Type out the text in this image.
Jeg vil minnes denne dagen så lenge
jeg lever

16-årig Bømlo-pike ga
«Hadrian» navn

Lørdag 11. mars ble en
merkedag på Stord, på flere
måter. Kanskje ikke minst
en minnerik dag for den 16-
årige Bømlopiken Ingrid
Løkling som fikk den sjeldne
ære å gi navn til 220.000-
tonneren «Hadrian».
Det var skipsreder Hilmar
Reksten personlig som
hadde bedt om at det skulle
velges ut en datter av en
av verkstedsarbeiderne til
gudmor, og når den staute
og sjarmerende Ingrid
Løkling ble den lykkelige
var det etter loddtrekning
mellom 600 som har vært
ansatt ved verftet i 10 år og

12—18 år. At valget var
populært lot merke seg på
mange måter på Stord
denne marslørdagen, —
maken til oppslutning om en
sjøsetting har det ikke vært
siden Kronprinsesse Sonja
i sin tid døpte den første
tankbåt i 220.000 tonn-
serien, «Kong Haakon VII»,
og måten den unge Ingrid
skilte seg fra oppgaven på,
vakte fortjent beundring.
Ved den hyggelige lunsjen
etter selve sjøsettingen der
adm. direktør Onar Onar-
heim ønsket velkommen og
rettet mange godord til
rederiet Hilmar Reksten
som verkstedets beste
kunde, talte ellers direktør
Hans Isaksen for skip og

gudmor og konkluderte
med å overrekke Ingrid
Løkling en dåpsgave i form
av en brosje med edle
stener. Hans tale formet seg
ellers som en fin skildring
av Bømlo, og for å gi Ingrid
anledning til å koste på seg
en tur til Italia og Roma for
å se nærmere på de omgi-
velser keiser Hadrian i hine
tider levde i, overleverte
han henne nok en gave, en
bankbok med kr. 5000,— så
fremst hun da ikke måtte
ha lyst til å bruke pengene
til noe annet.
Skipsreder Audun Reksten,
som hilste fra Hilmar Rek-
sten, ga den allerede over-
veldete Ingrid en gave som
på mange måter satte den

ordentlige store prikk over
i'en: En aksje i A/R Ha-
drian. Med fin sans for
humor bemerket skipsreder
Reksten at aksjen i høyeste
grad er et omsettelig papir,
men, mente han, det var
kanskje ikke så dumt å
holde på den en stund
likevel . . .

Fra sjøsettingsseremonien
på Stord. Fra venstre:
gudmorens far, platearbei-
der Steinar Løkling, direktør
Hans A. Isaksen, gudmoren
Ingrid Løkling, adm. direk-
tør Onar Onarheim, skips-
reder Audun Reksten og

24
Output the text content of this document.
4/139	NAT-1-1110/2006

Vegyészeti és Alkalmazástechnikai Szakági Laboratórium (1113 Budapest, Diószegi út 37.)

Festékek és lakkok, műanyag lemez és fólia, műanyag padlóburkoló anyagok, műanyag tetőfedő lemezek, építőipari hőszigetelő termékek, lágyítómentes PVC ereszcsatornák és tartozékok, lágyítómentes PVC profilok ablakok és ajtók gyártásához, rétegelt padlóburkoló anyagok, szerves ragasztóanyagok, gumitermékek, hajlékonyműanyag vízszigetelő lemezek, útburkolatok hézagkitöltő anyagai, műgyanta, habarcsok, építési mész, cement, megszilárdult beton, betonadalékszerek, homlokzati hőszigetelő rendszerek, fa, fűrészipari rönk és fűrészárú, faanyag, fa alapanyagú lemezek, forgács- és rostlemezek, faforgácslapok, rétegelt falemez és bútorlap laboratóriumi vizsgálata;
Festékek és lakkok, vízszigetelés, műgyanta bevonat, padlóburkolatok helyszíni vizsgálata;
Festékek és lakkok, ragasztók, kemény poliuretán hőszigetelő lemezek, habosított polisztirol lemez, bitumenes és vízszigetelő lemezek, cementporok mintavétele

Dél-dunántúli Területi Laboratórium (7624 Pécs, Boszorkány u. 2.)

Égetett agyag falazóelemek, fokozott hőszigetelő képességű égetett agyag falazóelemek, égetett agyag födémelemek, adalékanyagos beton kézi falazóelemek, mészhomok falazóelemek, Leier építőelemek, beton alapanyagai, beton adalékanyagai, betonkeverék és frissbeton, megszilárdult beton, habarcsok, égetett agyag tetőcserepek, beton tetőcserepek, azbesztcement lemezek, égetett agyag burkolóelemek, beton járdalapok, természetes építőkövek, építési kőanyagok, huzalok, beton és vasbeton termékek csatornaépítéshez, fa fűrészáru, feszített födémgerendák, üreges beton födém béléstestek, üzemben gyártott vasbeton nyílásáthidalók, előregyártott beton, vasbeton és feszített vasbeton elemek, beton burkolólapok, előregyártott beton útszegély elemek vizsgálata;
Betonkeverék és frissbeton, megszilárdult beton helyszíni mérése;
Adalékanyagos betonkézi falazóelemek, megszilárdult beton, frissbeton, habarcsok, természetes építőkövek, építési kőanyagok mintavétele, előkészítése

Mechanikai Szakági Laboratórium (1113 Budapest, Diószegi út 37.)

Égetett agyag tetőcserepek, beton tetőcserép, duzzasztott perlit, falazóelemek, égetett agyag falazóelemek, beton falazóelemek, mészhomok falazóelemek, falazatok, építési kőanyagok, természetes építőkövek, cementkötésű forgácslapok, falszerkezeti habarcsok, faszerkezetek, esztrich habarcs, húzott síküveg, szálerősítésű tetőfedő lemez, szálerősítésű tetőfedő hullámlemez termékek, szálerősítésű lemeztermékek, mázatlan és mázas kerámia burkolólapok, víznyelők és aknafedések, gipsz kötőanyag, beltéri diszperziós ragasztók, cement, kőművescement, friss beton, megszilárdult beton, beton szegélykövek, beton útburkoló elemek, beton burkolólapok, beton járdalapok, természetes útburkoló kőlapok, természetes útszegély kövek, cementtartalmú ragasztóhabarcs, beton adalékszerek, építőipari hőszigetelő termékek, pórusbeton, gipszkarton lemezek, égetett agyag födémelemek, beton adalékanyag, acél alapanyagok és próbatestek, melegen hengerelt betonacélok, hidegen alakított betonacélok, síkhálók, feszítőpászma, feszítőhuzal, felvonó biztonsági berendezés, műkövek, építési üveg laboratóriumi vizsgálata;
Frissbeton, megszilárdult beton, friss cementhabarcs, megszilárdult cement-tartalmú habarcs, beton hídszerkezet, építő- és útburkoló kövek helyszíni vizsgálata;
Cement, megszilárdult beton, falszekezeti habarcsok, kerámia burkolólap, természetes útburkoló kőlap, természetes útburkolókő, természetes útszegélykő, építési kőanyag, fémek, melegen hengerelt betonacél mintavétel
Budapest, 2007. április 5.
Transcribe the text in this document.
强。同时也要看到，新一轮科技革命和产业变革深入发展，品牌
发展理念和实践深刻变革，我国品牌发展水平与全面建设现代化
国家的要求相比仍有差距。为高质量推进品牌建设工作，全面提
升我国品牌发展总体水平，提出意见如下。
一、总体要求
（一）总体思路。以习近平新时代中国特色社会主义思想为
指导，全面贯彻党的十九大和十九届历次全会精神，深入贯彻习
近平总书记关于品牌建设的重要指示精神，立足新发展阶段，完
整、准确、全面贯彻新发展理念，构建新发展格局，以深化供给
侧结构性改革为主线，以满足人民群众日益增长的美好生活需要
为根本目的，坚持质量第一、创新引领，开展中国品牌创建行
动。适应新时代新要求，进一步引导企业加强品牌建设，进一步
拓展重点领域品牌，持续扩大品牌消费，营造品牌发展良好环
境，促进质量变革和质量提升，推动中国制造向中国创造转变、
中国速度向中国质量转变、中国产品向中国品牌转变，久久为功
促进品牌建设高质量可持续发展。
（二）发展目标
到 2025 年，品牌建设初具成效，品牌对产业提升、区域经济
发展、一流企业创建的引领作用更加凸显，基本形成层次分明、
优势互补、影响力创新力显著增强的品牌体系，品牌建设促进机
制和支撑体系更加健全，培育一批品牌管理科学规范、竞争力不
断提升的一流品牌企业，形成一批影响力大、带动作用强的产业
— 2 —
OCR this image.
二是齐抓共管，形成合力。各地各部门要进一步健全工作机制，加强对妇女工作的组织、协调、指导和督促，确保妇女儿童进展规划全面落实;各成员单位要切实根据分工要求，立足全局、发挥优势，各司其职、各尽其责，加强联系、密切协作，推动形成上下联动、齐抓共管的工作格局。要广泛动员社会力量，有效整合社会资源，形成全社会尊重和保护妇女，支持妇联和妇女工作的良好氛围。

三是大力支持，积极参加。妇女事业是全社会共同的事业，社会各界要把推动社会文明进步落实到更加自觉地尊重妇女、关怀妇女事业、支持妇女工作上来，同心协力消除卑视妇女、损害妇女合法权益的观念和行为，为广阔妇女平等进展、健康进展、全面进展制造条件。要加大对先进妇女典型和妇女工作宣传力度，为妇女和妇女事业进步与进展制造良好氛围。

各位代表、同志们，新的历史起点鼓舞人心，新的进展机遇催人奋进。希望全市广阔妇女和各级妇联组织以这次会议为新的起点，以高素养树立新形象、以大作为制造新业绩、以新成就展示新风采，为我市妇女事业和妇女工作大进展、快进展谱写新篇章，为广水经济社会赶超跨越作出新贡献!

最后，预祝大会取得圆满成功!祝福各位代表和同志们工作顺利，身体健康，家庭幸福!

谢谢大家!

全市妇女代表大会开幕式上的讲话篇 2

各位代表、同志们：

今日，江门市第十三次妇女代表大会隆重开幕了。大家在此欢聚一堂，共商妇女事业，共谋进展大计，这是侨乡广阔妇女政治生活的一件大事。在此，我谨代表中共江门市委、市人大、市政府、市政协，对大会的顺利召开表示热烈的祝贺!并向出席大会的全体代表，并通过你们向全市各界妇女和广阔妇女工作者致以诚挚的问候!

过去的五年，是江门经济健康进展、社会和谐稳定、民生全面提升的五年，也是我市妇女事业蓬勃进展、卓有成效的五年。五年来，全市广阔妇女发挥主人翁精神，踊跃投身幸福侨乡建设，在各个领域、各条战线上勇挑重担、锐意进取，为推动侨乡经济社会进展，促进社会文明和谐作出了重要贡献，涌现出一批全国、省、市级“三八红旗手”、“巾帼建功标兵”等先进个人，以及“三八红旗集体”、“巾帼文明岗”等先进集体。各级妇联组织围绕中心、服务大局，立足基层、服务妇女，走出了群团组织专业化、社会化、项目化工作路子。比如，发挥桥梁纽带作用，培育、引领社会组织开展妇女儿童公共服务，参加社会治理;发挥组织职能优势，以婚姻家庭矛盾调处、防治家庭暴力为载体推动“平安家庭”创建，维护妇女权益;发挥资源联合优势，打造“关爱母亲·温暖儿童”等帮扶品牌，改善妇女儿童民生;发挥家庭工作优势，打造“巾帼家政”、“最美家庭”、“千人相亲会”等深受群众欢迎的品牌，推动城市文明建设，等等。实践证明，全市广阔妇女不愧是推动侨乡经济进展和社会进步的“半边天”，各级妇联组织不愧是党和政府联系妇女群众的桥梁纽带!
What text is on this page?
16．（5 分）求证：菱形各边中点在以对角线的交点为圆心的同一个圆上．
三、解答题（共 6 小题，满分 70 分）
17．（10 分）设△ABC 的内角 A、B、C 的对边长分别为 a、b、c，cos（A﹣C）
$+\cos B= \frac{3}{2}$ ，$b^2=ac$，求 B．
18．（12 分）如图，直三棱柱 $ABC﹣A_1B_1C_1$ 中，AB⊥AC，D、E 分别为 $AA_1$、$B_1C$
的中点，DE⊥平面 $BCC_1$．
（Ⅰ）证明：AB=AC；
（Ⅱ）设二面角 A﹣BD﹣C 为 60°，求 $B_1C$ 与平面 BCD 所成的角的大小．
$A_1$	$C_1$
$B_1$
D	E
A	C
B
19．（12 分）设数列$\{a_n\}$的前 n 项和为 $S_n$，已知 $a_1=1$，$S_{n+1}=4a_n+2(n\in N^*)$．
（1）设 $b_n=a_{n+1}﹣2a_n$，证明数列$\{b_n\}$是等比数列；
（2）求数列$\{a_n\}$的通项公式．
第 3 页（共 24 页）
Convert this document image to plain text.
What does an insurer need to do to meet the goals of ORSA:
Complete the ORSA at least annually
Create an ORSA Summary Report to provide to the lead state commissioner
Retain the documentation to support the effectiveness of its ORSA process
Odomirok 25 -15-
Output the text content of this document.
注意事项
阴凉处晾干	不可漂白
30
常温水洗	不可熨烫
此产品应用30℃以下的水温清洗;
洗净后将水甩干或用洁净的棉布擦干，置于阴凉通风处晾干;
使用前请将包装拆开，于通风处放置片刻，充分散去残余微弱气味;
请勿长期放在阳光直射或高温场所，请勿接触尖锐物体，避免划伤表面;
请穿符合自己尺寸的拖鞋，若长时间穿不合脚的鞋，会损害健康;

+ + + + +

Find every line in the listing that holds the string "helyszíni", then say how many there are as a bare number.

> Answer to this problem: 3